Scan the data below and pick out the lines containing the word "Very".
++++ Exercise materials
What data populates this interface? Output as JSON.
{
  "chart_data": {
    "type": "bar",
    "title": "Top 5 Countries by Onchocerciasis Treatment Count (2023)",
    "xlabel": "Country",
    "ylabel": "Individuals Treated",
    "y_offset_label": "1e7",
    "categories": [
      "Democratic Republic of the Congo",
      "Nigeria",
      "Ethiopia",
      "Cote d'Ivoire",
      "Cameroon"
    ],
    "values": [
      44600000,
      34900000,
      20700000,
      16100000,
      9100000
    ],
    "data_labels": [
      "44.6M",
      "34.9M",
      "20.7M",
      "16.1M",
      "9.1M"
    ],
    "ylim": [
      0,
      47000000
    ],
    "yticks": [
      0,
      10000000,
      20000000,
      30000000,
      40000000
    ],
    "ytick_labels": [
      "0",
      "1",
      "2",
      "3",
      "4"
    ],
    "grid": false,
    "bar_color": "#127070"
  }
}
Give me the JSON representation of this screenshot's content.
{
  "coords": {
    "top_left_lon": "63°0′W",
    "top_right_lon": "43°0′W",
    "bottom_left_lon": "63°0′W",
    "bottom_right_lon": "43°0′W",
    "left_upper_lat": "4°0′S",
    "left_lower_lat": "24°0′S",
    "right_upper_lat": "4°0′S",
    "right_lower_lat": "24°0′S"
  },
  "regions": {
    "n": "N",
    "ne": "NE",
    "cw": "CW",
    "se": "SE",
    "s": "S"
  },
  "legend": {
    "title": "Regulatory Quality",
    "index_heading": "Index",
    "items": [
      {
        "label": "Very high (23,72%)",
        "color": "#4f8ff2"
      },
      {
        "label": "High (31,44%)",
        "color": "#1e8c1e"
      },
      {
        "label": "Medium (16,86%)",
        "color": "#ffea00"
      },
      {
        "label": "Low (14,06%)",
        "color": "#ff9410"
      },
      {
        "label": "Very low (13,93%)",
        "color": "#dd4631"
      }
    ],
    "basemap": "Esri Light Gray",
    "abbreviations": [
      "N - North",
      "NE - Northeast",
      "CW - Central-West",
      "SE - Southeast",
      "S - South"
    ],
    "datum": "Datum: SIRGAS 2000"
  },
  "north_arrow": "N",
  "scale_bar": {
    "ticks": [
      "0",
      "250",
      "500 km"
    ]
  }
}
++++++++
**Task result**:
        "label": "Very high (23,72%)",
        "label": "Very low (13,93%)",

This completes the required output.